[What is needed]:
Look through the data for the string "screenshot". Copy every line where it is found.

[Input rows]:
·····
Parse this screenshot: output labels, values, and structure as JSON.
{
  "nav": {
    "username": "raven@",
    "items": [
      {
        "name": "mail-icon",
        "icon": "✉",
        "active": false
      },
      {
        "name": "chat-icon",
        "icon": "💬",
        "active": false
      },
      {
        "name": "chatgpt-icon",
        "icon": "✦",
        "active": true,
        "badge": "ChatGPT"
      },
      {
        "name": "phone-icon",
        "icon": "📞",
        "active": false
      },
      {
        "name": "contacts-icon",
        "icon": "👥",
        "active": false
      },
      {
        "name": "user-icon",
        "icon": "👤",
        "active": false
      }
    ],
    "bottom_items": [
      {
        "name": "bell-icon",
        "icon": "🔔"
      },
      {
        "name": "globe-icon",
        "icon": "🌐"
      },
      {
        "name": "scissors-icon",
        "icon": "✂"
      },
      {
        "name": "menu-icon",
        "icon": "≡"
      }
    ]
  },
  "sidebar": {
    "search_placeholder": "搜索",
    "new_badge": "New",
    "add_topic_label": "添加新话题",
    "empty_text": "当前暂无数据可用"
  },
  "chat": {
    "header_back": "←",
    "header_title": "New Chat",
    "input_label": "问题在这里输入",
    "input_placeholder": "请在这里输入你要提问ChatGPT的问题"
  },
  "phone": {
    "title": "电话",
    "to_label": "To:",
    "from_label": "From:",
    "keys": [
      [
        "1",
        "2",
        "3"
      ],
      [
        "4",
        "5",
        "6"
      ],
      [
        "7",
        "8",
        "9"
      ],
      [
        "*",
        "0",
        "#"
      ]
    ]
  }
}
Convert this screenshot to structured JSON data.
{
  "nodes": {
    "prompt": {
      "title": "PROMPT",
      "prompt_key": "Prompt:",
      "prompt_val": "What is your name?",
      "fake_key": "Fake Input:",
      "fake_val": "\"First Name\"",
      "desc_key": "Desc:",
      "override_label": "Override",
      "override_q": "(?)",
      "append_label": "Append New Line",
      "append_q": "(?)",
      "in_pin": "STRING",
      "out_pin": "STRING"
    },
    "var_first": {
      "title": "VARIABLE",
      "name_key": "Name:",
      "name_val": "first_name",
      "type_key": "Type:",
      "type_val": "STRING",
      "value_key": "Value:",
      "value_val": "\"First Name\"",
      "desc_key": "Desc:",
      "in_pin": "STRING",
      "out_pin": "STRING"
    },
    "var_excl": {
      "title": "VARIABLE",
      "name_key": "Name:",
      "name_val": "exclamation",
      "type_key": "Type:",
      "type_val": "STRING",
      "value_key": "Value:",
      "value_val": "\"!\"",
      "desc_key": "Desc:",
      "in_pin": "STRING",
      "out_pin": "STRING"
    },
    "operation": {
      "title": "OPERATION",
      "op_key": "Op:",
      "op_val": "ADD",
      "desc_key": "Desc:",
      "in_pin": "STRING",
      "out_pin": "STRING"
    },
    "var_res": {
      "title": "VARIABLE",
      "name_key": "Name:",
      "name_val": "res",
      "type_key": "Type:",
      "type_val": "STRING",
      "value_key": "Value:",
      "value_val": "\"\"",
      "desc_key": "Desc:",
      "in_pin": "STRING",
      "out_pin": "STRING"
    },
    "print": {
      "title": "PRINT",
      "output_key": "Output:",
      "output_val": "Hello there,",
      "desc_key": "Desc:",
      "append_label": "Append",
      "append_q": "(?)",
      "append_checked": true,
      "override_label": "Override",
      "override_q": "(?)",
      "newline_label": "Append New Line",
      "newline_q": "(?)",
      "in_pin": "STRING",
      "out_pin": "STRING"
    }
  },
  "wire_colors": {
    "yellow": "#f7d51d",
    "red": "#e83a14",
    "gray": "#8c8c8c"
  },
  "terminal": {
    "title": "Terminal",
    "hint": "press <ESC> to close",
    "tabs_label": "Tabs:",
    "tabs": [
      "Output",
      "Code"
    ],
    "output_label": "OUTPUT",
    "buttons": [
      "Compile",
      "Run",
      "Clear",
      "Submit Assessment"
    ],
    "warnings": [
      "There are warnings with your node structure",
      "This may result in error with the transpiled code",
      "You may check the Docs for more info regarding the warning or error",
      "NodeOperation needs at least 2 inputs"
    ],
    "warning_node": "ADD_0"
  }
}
·····
[Completed exercise]:
Parse this screenshot: output labels, values, and structure as JSON.
Convert this screenshot to structured JSON data.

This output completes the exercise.